■ Dataset rows ■

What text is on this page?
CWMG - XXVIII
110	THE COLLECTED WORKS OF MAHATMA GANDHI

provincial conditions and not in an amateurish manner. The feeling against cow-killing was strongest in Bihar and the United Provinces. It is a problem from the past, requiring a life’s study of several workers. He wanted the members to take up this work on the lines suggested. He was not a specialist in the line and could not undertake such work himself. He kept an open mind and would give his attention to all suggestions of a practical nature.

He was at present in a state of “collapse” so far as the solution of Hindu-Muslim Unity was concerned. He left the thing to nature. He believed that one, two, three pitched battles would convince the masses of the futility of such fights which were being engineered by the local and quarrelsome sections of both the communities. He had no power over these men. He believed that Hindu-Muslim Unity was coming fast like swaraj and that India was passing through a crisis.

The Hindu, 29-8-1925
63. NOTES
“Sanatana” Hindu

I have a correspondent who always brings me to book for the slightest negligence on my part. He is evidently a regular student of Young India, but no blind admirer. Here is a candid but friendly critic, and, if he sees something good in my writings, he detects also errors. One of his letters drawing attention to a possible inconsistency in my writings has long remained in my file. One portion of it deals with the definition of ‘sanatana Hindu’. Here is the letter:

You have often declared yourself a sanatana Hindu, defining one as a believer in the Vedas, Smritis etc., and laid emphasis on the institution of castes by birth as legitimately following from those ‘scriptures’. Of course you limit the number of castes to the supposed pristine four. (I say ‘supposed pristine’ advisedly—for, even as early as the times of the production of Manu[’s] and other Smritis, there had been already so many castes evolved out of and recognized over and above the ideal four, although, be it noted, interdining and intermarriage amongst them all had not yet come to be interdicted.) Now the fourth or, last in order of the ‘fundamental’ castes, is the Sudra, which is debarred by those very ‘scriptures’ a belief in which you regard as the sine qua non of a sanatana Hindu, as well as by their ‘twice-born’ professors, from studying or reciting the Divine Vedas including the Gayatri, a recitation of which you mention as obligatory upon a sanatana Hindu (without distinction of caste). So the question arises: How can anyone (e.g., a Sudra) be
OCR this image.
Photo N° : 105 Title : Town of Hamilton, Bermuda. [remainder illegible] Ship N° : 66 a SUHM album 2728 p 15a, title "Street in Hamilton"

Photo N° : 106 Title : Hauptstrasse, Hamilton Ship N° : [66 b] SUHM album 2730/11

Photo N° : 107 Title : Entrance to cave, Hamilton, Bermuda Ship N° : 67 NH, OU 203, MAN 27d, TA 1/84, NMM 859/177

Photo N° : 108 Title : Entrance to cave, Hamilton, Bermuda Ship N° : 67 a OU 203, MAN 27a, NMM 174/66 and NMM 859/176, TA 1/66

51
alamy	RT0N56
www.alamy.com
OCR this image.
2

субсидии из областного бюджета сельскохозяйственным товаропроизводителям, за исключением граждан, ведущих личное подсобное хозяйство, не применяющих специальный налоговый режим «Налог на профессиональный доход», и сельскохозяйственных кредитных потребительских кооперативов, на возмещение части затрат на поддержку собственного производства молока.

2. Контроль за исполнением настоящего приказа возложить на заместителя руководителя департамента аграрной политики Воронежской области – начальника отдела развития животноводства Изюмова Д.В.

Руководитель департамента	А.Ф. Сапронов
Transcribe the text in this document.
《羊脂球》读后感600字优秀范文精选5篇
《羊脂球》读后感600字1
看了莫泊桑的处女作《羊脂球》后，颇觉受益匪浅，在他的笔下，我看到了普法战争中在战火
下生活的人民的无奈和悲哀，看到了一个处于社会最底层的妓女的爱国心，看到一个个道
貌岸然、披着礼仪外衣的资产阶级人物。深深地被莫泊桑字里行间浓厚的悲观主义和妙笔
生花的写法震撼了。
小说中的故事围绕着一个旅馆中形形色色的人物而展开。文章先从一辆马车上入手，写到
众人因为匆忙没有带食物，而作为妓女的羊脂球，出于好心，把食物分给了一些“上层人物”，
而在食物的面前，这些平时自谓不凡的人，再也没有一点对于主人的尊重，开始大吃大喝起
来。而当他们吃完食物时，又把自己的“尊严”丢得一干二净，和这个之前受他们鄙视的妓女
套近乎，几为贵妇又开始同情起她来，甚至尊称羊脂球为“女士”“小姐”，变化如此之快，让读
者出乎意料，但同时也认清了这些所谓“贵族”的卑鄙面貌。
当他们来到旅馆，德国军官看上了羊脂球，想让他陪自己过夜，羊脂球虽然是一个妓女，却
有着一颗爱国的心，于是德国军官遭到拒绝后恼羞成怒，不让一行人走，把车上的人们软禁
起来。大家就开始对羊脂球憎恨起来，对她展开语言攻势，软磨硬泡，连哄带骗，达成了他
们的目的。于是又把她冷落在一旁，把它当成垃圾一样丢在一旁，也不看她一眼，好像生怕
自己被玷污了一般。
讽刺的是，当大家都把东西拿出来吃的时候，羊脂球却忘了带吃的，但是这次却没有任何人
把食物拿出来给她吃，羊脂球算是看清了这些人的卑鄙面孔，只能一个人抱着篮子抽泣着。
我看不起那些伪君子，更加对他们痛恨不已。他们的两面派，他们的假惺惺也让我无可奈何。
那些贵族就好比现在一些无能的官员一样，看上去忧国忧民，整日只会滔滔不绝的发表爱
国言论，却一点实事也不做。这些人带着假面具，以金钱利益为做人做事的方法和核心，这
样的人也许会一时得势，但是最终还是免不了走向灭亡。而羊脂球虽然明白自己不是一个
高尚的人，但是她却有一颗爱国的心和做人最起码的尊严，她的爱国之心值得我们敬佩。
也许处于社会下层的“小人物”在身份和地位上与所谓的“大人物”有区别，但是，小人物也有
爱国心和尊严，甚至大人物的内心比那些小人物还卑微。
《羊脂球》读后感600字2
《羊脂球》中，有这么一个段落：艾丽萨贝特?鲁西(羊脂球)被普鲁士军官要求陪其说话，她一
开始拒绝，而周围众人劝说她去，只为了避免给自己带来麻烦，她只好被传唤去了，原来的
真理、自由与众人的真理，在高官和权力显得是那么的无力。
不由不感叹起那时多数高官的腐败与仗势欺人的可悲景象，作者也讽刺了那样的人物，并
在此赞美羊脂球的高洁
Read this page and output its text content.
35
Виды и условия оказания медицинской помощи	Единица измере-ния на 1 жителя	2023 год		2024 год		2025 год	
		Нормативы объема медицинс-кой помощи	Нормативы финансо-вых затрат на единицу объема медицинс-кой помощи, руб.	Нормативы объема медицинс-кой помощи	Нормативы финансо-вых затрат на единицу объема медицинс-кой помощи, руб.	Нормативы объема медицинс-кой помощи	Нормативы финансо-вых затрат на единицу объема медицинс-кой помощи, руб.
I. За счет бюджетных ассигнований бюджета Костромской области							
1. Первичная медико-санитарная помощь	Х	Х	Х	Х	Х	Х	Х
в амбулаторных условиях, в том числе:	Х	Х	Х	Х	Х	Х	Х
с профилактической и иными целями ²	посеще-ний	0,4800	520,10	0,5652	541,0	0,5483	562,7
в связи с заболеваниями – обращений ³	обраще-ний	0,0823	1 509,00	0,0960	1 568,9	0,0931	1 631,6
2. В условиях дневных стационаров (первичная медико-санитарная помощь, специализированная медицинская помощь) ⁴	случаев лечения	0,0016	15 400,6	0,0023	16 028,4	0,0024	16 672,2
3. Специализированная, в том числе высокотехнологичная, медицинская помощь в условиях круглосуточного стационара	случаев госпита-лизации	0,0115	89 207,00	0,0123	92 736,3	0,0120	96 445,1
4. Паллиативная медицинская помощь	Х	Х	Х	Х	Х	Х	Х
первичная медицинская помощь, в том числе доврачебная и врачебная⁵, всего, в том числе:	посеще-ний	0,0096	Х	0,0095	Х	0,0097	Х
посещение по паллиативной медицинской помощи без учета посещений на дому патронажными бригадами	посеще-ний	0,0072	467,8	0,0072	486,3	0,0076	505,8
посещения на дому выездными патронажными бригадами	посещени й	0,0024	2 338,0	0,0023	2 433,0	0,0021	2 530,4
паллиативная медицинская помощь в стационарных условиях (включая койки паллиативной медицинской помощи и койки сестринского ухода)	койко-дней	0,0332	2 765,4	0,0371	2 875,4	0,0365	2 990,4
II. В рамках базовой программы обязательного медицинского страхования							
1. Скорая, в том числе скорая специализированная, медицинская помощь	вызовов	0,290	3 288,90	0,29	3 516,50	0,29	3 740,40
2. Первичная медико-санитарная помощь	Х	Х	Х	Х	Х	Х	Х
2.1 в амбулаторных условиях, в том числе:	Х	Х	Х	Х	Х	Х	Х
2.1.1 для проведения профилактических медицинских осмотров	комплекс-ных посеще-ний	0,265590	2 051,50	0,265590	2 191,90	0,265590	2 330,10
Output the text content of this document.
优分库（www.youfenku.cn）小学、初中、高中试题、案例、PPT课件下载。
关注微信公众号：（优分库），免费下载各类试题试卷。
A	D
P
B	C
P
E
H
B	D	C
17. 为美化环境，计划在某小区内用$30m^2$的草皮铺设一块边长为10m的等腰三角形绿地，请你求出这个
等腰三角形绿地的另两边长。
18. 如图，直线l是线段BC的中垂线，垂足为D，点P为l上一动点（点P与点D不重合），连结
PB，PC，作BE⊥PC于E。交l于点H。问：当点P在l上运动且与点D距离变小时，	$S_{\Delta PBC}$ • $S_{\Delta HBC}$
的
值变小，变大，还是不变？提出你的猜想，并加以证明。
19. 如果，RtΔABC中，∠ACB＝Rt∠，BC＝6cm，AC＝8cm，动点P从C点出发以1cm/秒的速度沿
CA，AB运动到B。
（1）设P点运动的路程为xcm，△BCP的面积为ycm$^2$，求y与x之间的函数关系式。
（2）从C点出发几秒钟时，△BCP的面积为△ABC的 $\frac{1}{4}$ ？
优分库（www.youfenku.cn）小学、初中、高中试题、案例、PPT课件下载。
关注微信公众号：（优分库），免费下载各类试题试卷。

■ Aim ■
Where a line above holds the string "page", show that line.

■ Complete answer ■
What text is on this page?
Read this page and output its text content.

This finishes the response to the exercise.